#### WHAT THIS TASK INVOLVES
Which of the lines below hold the word "circular"? Pull each of them out.

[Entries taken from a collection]
■ ■ ■ ■ ■

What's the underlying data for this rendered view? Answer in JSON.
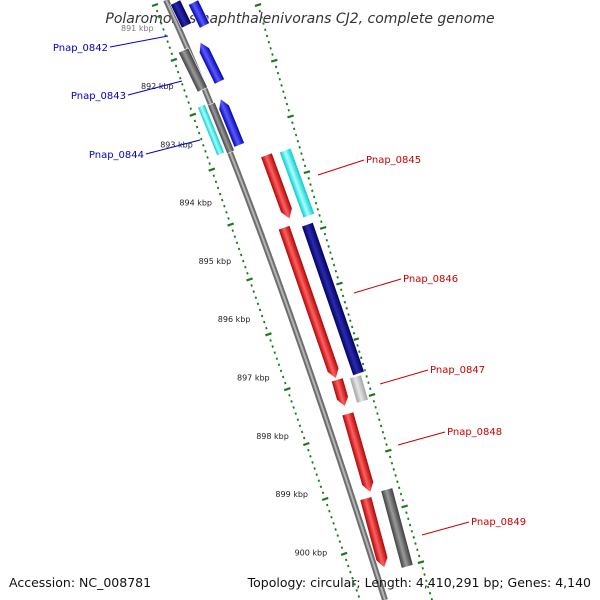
{
  "title": "Polaromonas naphthalenivorans CJ2, complete genome",
  "accession": "Accession: NC_008781",
  "summary": "Topology: circular; Length: 4,410,291 bp; Genes: 4,140",
  "partial_tick_label": "891 kbp",
  "scale_ticks": [
    {
      "label": "892 kbp"
    },
    {
      "label": "893 kbp"
    },
    {
      "label": "894 kbp"
    },
    {
      "label": "895 kbp"
    },
    {
      "label": "896 kbp"
    },
    {
      "label": "897 kbp"
    },
    {
      "label": "898 kbp"
    },
    {
      "label": "899 kbp"
    },
    {
      "label": "900 kbp"
    }
  ],
  "gene_labels": {
    "forward": [
      "Pnap_0842",
      "Pnap_0843",
      "Pnap_0844"
    ],
    "reverse": [
      "Pnap_0845",
      "Pnap_0846",
      "Pnap_0847",
      "Pnap_0848",
      "Pnap_0849"
    ]
  },
  "colors": {
    "forward_label": "#0000cc",
    "reverse_label": "#cc0000",
    "tick": "#1a7a1a",
    "backbone": "#8a8a8a",
    "red": "#ff0000",
    "blue": "#0000ff",
    "navy": "#00007f",
    "cyan": "#00ffff",
    "dark_gray": "#555555",
    "light_gray": "#c8c8c8"
  }
}
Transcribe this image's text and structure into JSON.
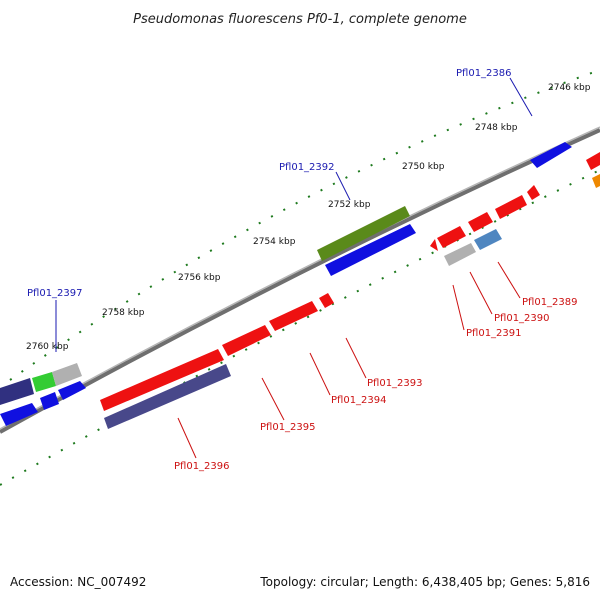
{
  "title": "Pseudomonas fluorescens Pf0-1, complete genome",
  "footer": {
    "accession": "Accession: NC_007492",
    "summary": "Topology: circular; Length: 6,438,405 bp; Genes: 5,816"
  },
  "ticks": [
    "2746 kbp",
    "2748 kbp",
    "2750 kbp",
    "2752 kbp",
    "2754 kbp",
    "2756 kbp",
    "2758 kbp",
    "2760 kbp"
  ],
  "gene_labels": {
    "forward": [
      "Pfl01_2386",
      "Pfl01_2392",
      "Pfl01_2397"
    ],
    "reverse": [
      "Pfl01_2389",
      "Pfl01_2390",
      "Pfl01_2391",
      "Pfl01_2393",
      "Pfl01_2394",
      "Pfl01_2395",
      "Pfl01_2396"
    ]
  },
  "colors": {
    "forward_label": "#1a1ab0",
    "reverse_label": "#cc1111",
    "backbone": "#808080",
    "tick_dots": "#1e7a1e"
  }
}
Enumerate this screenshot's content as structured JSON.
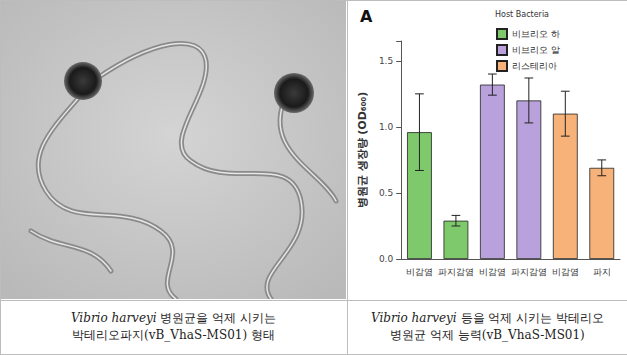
{
  "figure": {
    "left_caption": [
      [
        {
          "text": "Vibrio harveyi",
          "italic": true
        },
        {
          "text": " 병원균을 억제 시키는"
        }
      ],
      [
        {
          "text": "박테리오파지(vB_VhaS-MS01) 형태"
        }
      ]
    ],
    "right_caption": [
      [
        {
          "text": "Vibrio harveyi",
          "italic": true
        },
        {
          "text": " 등을 억제 시키는 박테리오"
        }
      ],
      [
        {
          "text": "병원균 억제 능력(vB_VhaS-MS01)"
        }
      ]
    ]
  },
  "chart_data": {
    "type": "bar",
    "title": "A",
    "y_label": "병원균 생장량 (OD₆₀₀)",
    "legend_title": "Host Bacteria",
    "legend": "top-right",
    "grid": false,
    "categories": [
      "비감염",
      "파지감염",
      "비감염",
      "파지감염",
      "비감염",
      "파지"
    ],
    "ylim": [
      0,
      1.65
    ],
    "yticks": [
      {
        "value": 0,
        "label": "0.0"
      },
      {
        "value": 0.5,
        "label": "0.5"
      },
      {
        "value": 1,
        "label": "1.0"
      },
      {
        "value": 1.5,
        "label": "1.5"
      }
    ],
    "series": [
      {
        "name": "비브리오 하",
        "color": "#7dc96b",
        "values": [
          0.96,
          0.29,
          null,
          null,
          null,
          null
        ],
        "errors": [
          0.29,
          0.04,
          null,
          null,
          null,
          null
        ]
      },
      {
        "name": "비브리오 알",
        "color": "#b9a2dc",
        "values": [
          null,
          null,
          1.32,
          1.2,
          null,
          null
        ],
        "errors": [
          null,
          null,
          0.08,
          0.17,
          null,
          null
        ]
      },
      {
        "name": "리스테리아",
        "color": "#f7b27a",
        "values": [
          null,
          null,
          null,
          null,
          1.1,
          0.69
        ],
        "errors": [
          null,
          null,
          null,
          null,
          0.17,
          0.06
        ]
      }
    ]
  }
}
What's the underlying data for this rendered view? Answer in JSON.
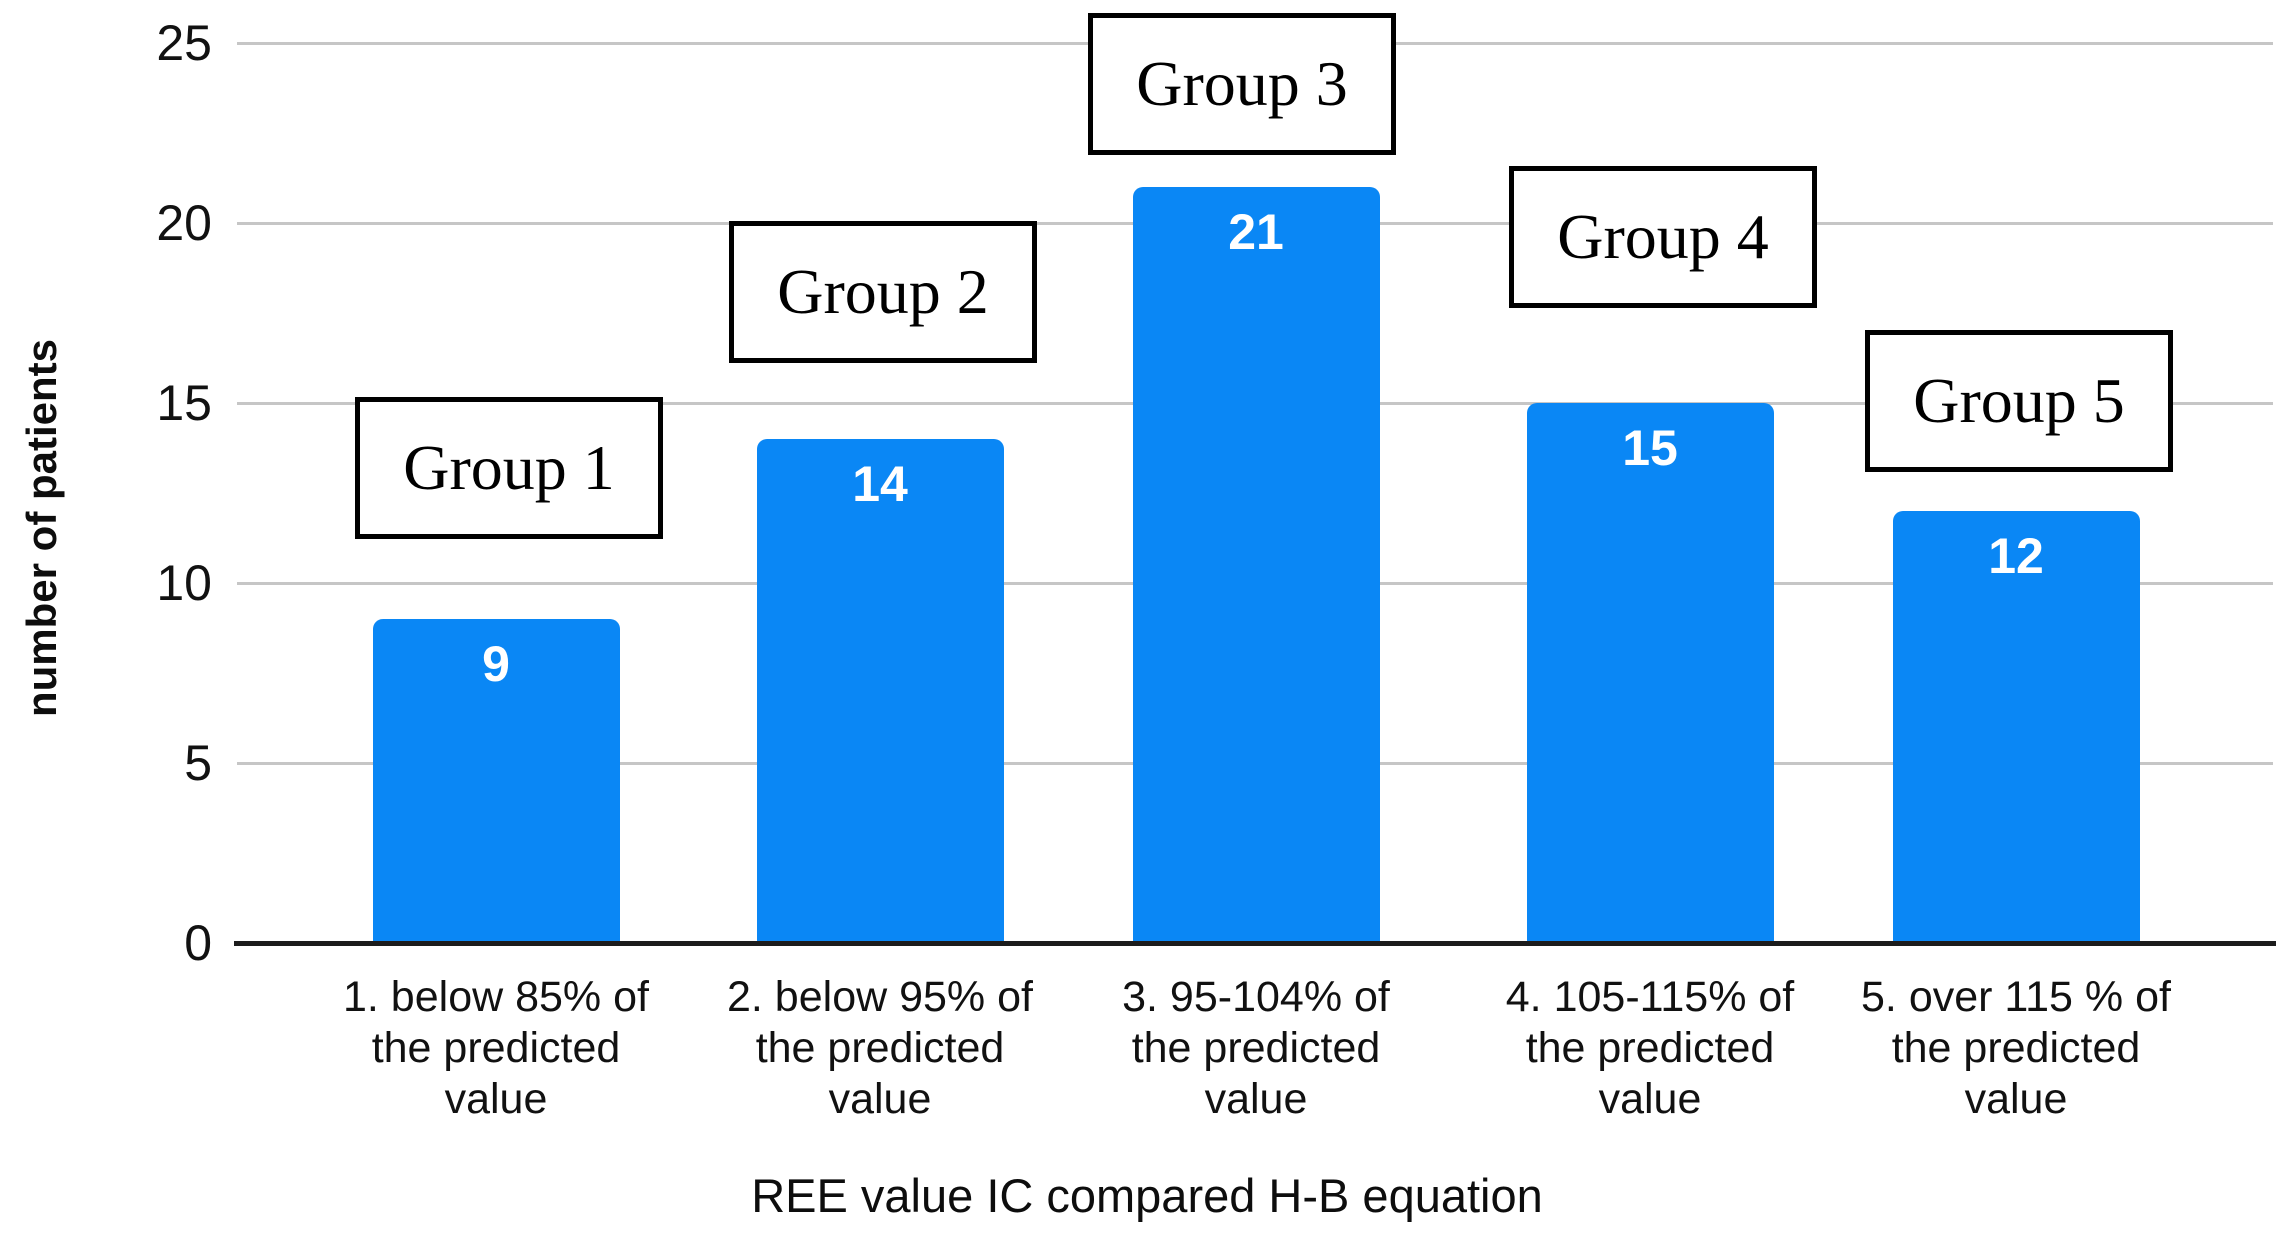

■ ■ ■ ■ ■

#### SOLUTION FOR THIS PROBLEM
  "summary": "Topology: circular; Length: 4,410,291 bp; Genes: 4,140",
    "summary": "Topology: circular; Length: 6,438,405 bp; Genes: 5,816"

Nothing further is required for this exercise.